WHAT IS BEING ASKED:
Collect each line containing "แทนองค".

DATASET:
-*-

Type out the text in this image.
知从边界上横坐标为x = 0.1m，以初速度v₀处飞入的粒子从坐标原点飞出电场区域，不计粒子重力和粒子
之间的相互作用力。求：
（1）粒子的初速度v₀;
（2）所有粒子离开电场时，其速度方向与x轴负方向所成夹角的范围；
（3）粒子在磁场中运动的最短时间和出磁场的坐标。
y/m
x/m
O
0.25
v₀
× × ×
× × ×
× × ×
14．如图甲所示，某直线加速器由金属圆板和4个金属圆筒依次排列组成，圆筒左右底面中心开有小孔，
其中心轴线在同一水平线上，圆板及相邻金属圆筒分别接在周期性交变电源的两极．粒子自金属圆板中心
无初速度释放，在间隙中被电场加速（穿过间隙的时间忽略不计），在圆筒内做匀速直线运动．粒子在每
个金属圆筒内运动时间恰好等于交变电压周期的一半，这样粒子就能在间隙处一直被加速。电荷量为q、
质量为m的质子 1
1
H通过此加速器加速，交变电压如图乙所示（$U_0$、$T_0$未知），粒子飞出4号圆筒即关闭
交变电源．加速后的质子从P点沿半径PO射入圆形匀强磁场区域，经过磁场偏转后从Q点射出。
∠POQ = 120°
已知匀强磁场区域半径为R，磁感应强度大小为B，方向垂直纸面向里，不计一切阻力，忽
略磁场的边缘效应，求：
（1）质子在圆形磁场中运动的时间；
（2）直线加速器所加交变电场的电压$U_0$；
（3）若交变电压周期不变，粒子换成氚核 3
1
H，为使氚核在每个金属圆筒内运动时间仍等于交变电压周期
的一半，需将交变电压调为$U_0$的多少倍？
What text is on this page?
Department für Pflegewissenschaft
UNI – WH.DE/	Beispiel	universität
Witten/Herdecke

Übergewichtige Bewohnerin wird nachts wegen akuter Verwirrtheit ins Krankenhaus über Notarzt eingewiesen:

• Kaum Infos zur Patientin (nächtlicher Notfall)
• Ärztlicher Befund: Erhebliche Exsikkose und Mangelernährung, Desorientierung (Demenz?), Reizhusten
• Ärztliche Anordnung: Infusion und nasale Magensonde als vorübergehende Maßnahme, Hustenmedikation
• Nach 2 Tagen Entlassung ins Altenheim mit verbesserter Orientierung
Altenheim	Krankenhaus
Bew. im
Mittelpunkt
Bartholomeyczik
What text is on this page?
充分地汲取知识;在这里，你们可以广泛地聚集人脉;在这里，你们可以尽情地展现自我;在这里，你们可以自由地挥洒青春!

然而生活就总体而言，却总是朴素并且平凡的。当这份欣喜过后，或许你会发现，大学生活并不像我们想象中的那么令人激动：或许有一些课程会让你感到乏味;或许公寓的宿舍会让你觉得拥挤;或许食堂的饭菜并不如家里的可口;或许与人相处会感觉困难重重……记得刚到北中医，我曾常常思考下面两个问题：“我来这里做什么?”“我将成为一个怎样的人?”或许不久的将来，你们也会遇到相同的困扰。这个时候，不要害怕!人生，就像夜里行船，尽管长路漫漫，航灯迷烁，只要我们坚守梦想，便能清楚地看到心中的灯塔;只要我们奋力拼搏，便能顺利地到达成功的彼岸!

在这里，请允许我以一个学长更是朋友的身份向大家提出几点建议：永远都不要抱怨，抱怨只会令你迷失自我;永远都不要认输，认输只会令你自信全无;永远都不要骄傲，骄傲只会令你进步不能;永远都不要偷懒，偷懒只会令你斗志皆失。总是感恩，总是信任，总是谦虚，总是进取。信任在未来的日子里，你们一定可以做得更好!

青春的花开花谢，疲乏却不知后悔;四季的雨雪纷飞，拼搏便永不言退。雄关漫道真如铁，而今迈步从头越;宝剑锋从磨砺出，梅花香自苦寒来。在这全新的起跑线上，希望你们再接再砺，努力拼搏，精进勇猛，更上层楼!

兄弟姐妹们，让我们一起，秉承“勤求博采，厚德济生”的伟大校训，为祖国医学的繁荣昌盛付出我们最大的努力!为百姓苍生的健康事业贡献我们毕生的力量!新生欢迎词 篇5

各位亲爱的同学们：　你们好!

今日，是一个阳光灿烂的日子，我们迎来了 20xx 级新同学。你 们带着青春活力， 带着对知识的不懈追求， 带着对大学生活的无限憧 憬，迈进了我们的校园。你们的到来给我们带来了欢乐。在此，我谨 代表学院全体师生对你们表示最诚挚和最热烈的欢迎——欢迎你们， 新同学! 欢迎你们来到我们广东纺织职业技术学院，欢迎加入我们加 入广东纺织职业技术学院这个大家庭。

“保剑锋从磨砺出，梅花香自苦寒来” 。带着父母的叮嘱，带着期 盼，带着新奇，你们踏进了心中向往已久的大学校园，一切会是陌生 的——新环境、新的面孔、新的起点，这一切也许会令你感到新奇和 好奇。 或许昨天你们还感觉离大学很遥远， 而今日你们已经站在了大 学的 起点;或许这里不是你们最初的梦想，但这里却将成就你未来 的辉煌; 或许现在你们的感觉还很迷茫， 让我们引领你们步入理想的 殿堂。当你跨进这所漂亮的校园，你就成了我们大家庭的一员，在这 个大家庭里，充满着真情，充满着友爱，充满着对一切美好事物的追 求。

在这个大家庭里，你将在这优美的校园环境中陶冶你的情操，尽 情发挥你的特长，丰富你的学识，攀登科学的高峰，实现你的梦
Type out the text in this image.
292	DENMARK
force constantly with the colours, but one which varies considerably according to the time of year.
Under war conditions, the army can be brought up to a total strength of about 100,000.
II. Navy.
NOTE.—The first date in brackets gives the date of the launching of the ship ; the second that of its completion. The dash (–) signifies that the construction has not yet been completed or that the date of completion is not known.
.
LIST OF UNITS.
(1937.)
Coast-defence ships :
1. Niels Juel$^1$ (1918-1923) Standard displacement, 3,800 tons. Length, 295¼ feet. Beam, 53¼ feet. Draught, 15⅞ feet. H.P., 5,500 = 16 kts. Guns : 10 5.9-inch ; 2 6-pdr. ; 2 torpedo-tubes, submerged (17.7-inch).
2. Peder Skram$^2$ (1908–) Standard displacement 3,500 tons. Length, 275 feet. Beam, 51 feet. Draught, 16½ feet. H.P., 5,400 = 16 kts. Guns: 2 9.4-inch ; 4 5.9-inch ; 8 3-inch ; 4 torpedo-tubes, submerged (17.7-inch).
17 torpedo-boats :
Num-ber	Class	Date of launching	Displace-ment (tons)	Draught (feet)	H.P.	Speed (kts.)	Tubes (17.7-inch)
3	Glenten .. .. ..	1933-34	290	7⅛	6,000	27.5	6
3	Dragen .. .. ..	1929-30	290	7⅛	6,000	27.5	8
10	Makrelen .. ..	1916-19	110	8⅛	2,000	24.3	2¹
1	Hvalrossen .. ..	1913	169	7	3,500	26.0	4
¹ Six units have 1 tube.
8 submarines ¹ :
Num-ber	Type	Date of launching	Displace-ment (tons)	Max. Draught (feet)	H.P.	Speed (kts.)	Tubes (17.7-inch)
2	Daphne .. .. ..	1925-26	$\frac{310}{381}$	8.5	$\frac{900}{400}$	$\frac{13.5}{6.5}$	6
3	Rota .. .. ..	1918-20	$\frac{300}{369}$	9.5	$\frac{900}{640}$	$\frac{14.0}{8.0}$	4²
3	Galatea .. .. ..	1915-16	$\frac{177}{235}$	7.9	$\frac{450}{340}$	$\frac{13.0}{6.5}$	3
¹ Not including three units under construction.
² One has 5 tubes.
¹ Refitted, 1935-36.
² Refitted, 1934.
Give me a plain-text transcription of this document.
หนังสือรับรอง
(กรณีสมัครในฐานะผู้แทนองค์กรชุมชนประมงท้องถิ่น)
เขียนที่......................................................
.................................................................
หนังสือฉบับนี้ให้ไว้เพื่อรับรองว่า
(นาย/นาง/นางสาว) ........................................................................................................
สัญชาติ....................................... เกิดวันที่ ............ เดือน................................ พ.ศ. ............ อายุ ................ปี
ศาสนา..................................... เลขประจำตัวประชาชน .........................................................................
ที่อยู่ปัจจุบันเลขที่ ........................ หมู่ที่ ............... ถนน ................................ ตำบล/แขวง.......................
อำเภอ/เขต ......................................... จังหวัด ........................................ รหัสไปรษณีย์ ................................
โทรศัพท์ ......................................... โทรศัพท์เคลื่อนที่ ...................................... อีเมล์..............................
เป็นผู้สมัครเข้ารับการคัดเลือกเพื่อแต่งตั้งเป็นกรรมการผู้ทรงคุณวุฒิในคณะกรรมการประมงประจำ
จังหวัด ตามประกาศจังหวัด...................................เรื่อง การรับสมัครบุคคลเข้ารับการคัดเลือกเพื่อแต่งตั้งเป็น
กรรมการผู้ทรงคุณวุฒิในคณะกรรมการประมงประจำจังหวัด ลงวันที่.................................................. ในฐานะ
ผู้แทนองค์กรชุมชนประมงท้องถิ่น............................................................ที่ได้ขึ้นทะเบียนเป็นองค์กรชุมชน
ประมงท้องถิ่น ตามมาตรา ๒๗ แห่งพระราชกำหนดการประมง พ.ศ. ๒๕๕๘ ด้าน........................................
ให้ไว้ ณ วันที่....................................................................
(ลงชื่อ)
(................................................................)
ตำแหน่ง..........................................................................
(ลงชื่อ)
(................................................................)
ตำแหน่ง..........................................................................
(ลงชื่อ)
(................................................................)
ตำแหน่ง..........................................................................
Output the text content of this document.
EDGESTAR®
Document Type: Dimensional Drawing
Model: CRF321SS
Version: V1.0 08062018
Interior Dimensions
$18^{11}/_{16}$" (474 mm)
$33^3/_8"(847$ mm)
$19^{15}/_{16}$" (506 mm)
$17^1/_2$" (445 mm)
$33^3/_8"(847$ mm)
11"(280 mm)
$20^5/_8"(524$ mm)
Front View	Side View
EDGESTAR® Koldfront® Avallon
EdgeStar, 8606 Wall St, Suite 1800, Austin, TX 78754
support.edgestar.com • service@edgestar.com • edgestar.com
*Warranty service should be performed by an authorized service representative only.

-*-

THE OUTPUT:
(กรณีสมัครในฐานะผู้แทนองค์กรชุมชนประมงท้องถิ่น)
ผู้แทนองค์กรชุมชนประมงท้องถิ่น............................................................ที่ได้ขึ้นทะเบียนเป็นองค์กรชุมชน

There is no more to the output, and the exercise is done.